The problem ::
Omit every picture, then give all the entries again exactly.

Supplied material ::

──────────────────────────────

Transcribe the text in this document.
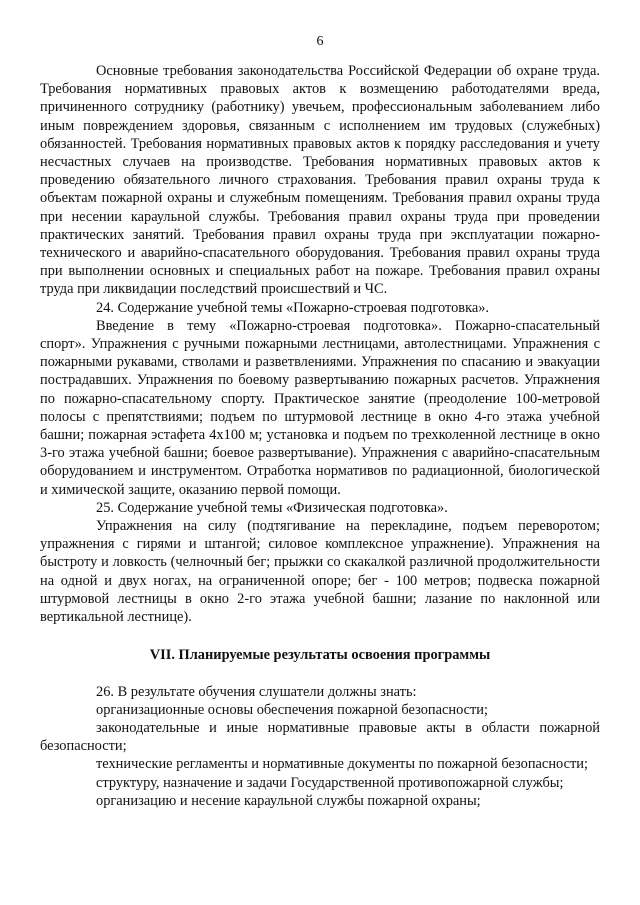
6

Основные требования законодательства Российской Федерации об охране труда. Требования нормативных правовых актов к возмещению работодателями вреда, причиненного сотруднику (работнику) увечьем, профессиональным заболеванием либо иным повреждением здоровья, связанным с исполнением им трудовых (служебных) обязанностей. Требования нормативных правовых актов к порядку расследования и учету несчастных случаев на производстве. Требования нормативных правовых актов к проведению обязательного личного страхования. Требования правил охраны труда к объектам пожарной охраны и служебным помещениям. Требования правил охраны труда при несении караульной службы. Требования правил охраны труда при проведении практических занятий. Требования правил охраны труда при эксплуатации пожарно-технического и аварийно-спасательного оборудования. Требования правил охраны труда при выполнении основных и специальных работ на пожаре. Требования правил охраны труда при ликвидации последствий происшествий и ЧС.

24. Содержание учебной темы «Пожарно-строевая подготовка».

Введение в тему «Пожарно-строевая подготовка». Пожарно-спасательный спорт». Упражнения с ручными пожарными лестницами, автолестницами. Упражнения с пожарными рукавами, стволами и разветвлениями. Упражнения по спасанию и эвакуации пострадавших. Упражнения по боевому развертыванию пожарных расчетов. Упражнения по пожарно-спасательному спорту. Практическое занятие (преодоление 100-метровой полосы с препятствиями; подъем по штурмовой лестнице в окно 4-го этажа учебной башни; пожарная эстафета 4х100 м; установка и подъем по трехколенной лестнице в окно 3-го этажа учебной башни; боевое развертывание). Упражнения с аварийно-спасательным оборудованием и инструментом. Отработка нормативов по радиационной, биологической и химической защите, оказанию первой помощи.

25. Содержание учебной темы «Физическая подготовка».

Упражнения на силу (подтягивание на перекладине, подъем переворотом; упражнения с гирями и штангой; силовое комплексное упражнение). Упражнения на быстроту и ловкость (челночный бег; прыжки со скакалкой различной продолжительности на одной и двух ногах, на ограниченной опоре; бег - 100 метров; подвеска пожарной штурмовой лестницы в окно 2-го этажа учебной башни; лазание по наклонной или вертикальной лестнице).

VII. Планируемые результаты освоения программы

26. В результате обучения слушатели должны знать:

организационные основы обеспечения пожарной безопасности;

законодательные и иные нормативные правовые акты в области пожарной безопасности;

технические регламенты и нормативные документы по пожарной безопасности;

структуру, назначение и задачи Государственной противопожарной службы;

организацию и несение караульной службы пожарной охраны;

──────────────────────────────

Final result ::
Transcribe the text in this document.
6

Основные требования законодательства Российской Федерации об охране труда. Требования нормативных правовых актов к возмещению работодателями вреда, причиненного сотруднику (работнику) увечьем, профессиональным заболеванием либо иным повреждением здоровья, связанным с исполнением им трудовых (служебных) обязанностей. Требования нормативных правовых актов к порядку расследования и учету несчастных случаев на производстве. Требования нормативных правовых актов к проведению обязательного личного страхования. Требования правил охраны труда к объектам пожарной охраны и служебным помещениям. Требования правил охраны труда при несении караульной службы. Требования правил охраны труда при проведении практических занятий. Требования правил охраны труда при эксплуатации пожарно-технического и аварийно-спасательного оборудования. Требования правил охраны труда при выполнении основных и специальных работ на пожаре. Требования правил охраны труда при ликвидации последствий происшествий и ЧС.

24. Содержание учебной темы «Пожарно-строевая подготовка».

Введение в тему «Пожарно-строевая подготовка». Пожарно-спасательный спорт». Упражнения с ручными пожарными лестницами, автолестницами. Упражнения с пожарными рукавами, стволами и разветвлениями. Упражнения по спасанию и эвакуации пострадавших. Упражнения по боевому развертыванию пожарных расчетов. Упражнения по пожарно-спасательному спорту. Практическое занятие (преодоление 100-метровой полосы с препятствиями; подъем по штурмовой лестнице в окно 4-го этажа учебной башни; пожарная эстафета 4х100 м; установка и подъем по трехколенной лестнице в окно 3-го этажа учебной башни; боевое развертывание). Упражнения с аварийно-спасательным оборудованием и инструментом. Отработка нормативов по радиационной, биологической и химической защите, оказанию первой помощи.

25. Содержание учебной темы «Физическая подготовка».

Упражнения на силу (подтягивание на перекладине, подъем переворотом; упражнения с гирями и штангой; силовое комплексное упражнение). Упражнения на быстроту и ловкость (челночный бег; прыжки со скакалкой различной продолжительности на одной и двух ногах, на ограниченной опоре; бег - 100 метров; подвеска пожарной штурмовой лестницы в окно 2-го этажа учебной башни; лазание по наклонной или вертикальной лестнице).

VII. Планируемые результаты освоения программы

26. В результате обучения слушатели должны знать:

организационные основы обеспечения пожарной безопасности;

законодательные и иные нормативные правовые акты в области пожарной безопасности;

технические регламенты и нормативные документы по пожарной безопасности;

структуру, назначение и задачи Государственной противопожарной службы;

организацию и несение караульной службы пожарной охраны;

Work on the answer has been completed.